_What to produce_:
Below are some entries. Copy each line that holds the string "Services".

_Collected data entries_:
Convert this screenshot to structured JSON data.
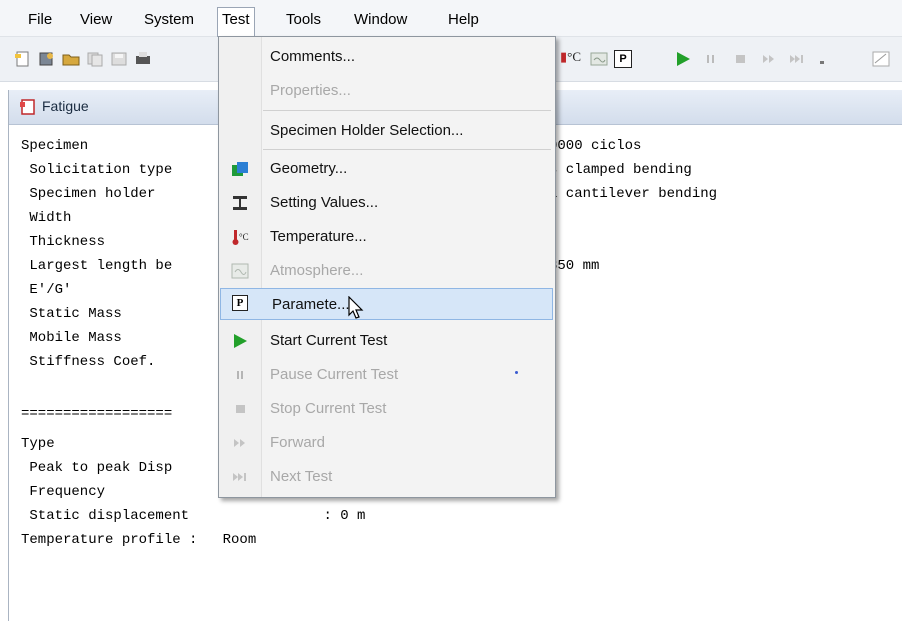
{
  "menubar": {
    "items": [
      "File",
      "View",
      "System",
      "Test",
      "Tools",
      "Window",
      "Help"
    ]
  },
  "document": {
    "title": "Fatigue",
    "lines": [
      "Specimen",
      " Solicitation type",
      " Specimen holder",
      " Width",
      " Thickness",
      " Largest length be",
      " E'/G'",
      " Static Mass",
      " Mobile Mass",
      " Stiffness Coef."
    ],
    "right_lines": [
      "0000 ciclos",
      "s clamped bending",
      "l cantilever bending",
      "",
      "",
      "350 mm"
    ],
    "separator": "==================",
    "lines2": [
      "Type",
      " Peak to peak Disp",
      " Frequency",
      " Static displacement                : 0 m",
      "Temperature profile :   Room"
    ]
  },
  "test_menu": {
    "items": [
      {
        "label": "Comments...",
        "disabled": false,
        "icon": ""
      },
      {
        "label": "Properties...",
        "disabled": true,
        "icon": ""
      },
      {
        "label": "Specimen Holder Selection...",
        "disabled": false,
        "icon": ""
      },
      {
        "label": "Geometry...",
        "disabled": false,
        "icon": "geometry-icon"
      },
      {
        "label": "Setting Values...",
        "disabled": false,
        "icon": "setting-values-icon"
      },
      {
        "label": "Temperature...",
        "disabled": false,
        "icon": "thermometer-icon"
      },
      {
        "label": "Atmosphere...",
        "disabled": true,
        "icon": "atmosphere-icon"
      },
      {
        "label": "Paramete...",
        "disabled": false,
        "icon": "parameters-icon",
        "highlighted": true
      },
      {
        "label": "Start Current Test",
        "disabled": false,
        "icon": "play-icon"
      },
      {
        "label": "Pause Current Test",
        "disabled": true,
        "icon": "pause-icon"
      },
      {
        "label": "Stop Current Test",
        "disabled": true,
        "icon": "stop-icon"
      },
      {
        "label": "Forward",
        "disabled": true,
        "icon": "forward-icon"
      },
      {
        "label": "Next Test",
        "disabled": true,
        "icon": "next-icon"
      }
    ]
  },
  "toolbar": {
    "thermo_label": "°C",
    "param_label": "P"
  },
  "colors": {
    "accent_green": "#22a02a",
    "highlight": "#d6e6f8"
  }
}
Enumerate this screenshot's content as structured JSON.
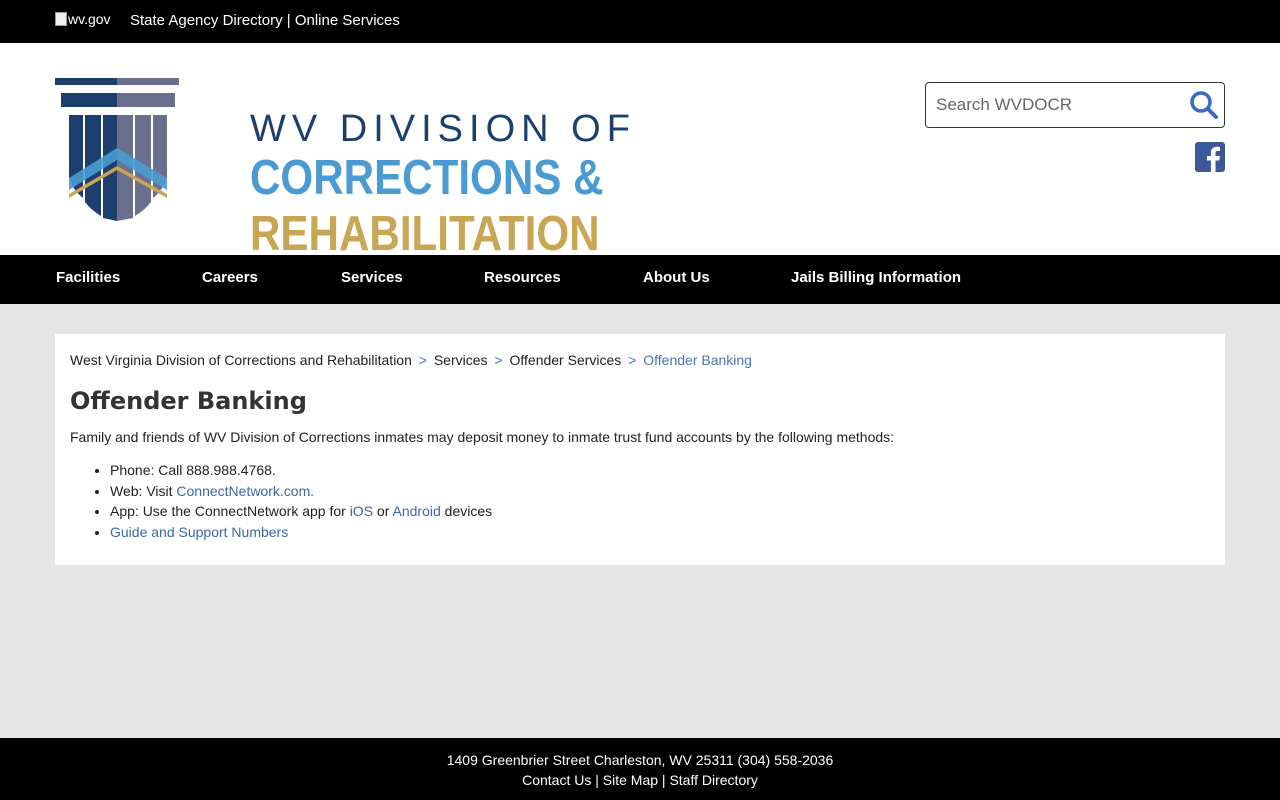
{
  "topbar": {
    "wvgov_alt": "wv.gov",
    "directory_link": "State Agency Directory",
    "separator": "|",
    "online_services_link": "Online Services"
  },
  "logo": {
    "line1": "WV DIVISION OF",
    "line2": "CORRECTIONS &",
    "line3": "REHABILITATION"
  },
  "search": {
    "placeholder": "Search WVDOCR",
    "icon": "search-icon"
  },
  "social": {
    "facebook_icon": "facebook-icon"
  },
  "nav": {
    "items": [
      "Facilities",
      "Careers",
      "Services",
      "Resources",
      "About Us",
      "Jails Billing Information"
    ]
  },
  "breadcrumb": {
    "items": [
      "West Virginia Division of Corrections and Rehabilitation",
      "Services",
      "Offender Services",
      "Offender Banking"
    ],
    "separator": ">"
  },
  "page": {
    "title": "Offender Banking",
    "intro": "Family and friends of WV Division of Corrections inmates may deposit money to inmate trust fund accounts by the following methods:",
    "methods": {
      "phone": "Phone: Call 888.988.4768.",
      "web_prefix": "Web: Visit ",
      "web_link": "ConnectNetwork.com.",
      "app_prefix": "App: Use the ConnectNetwork app for ",
      "app_ios": "iOS",
      "app_or": " or ",
      "app_android": "Android",
      "app_suffix": " devices",
      "guide_link": "Guide and Support Numbers"
    }
  },
  "footer": {
    "address": "1409 Greenbrier Street Charleston, WV 25311 (304) 558-2036",
    "links": [
      "Contact Us",
      "Site Map",
      "Staff Directory"
    ],
    "separator": "|"
  },
  "colors": {
    "navy": "#1c3f6e",
    "blue": "#4a9bd3",
    "gold": "#c8a653",
    "link": "#3868a8",
    "facebook": "#3b5998"
  }
}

_Correct response_:
    "online_services_link": "Online Services"
      "Services",
      "Services",
      "Offender Services",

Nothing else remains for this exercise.